Problem details — Each entry here needs to be set down again exactly, please; pictures are left out.

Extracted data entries
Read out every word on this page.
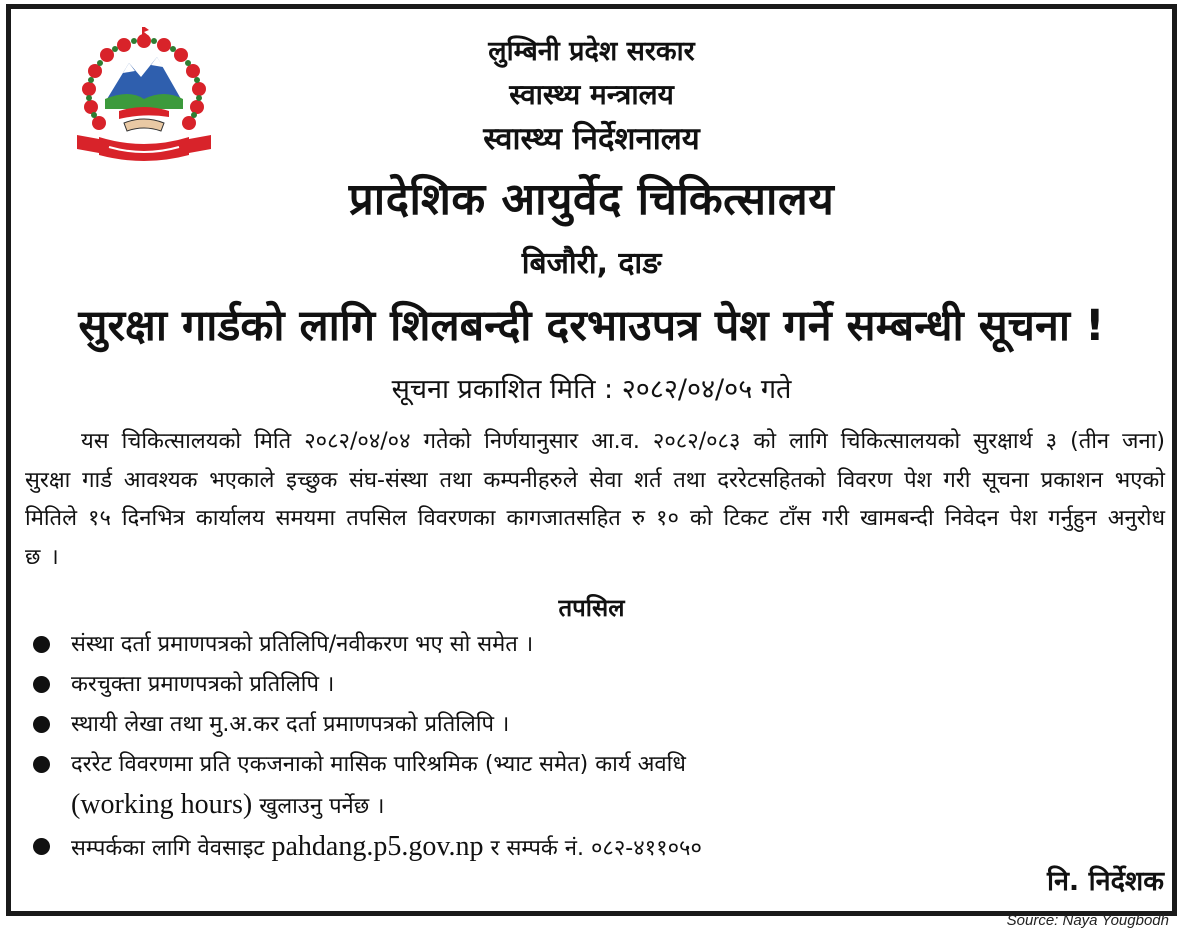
लुम्बिनी प्रदेश सरकार
स्वास्थ्य मन्त्रालय
स्वास्थ्य निर्देशनालय
प्रादेशिक आयुर्वेद चिकित्सालय
बिजौरी, दाङ
सुरक्षा गार्डको लागि शिलबन्दी दरभाउपत्र पेश गर्ने सम्बन्धी सूचना !
सूचना प्रकाशित मिति : २०८२/०४/०५ गते
यस चिकित्सालयको मिति २०८२/०४/०४ गतेको निर्णयानुसार आ.व. २०८२/०८३ को लागि चिकित्सालयको सुरक्षार्थ ३ (तीन जना) सुरक्षा गार्ड आवश्यक भएकाले इच्छुक संघ-संस्था तथा कम्पनीहरुले सेवा शर्त तथा दररेटसहितको विवरण पेश गरी सूचना प्रकाशन भएको मितिले १५ दिनभित्र कार्यालय समयमा तपसिल विवरणका कागजातसहित रु १० को टिकट टाँस गरी खामबन्दी निवेदन पेश गर्नुहुन अनुरोध छ ।
तपसिल
संस्था दर्ता प्रमाणपत्रको प्रतिलिपि/नवीकरण भए सो समेत ।
करचुक्ता प्रमाणपत्रको प्रतिलिपि ।
स्थायी लेखा तथा मु.अ.कर दर्ता प्रमाणपत्रको प्रतिलिपि ।
दररेट विवरणमा प्रति एकजनाको मासिक पारिश्रमिक (भ्याट समेत) कार्य अवधि
(working hours) खुलाउनु पर्नेछ ।
सम्पर्कका लागि वेवसाइट pahdang.p5.gov.np र सम्पर्क नं. ०८२-४११०५०
नि. निर्देशक
Source: Naya Yougbodh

Written answer —
Read out every word on this page.
लुम्बिनी प्रदेश सरकार
स्वास्थ्य मन्त्रालय
स्वास्थ्य निर्देशनालय
प्रादेशिक आयुर्वेद चिकित्सालय
बिजौरी, दाङ
सुरक्षा गार्डको लागि शिलबन्दी दरभाउपत्र पेश गर्ने सम्बन्धी सूचना !
सूचना प्रकाशित मिति : २०८२/०४/०५ गते
यस चिकित्सालयको मिति २०८२/०४/०४ गतेको निर्णयानुसार आ.व. २०८२/०८३ को लागि चिकित्सालयको सुरक्षार्थ ३ (तीन जना) सुरक्षा गार्ड आवश्यक भएकाले इच्छुक संघ-संस्था तथा कम्पनीहरुले सेवा शर्त तथा दररेटसहितको विवरण पेश गरी सूचना प्रकाशन भएको मितिले १५ दिनभित्र कार्यालय समयमा तपसिल विवरणका कागजातसहित रु १० को टिकट टाँस गरी खामबन्दी निवेदन पेश गर्नुहुन अनुरोध छ ।
तपसिल
संस्था दर्ता प्रमाणपत्रको प्रतिलिपि/नवीकरण भए सो समेत ।
करचुक्ता प्रमाणपत्रको प्रतिलिपि ।
स्थायी लेखा तथा मु.अ.कर दर्ता प्रमाणपत्रको प्रतिलिपि ।
दररेट विवरणमा प्रति एकजनाको मासिक पारिश्रमिक (भ्याट समेत) कार्य अवधि
(working hours) खुलाउनु पर्नेछ ।
सम्पर्कका लागि वेवसाइट pahdang.p5.gov.np र सम्पर्क नं. ०८२-४११०५०
नि. निर्देशक
Source: Naya Yougbodh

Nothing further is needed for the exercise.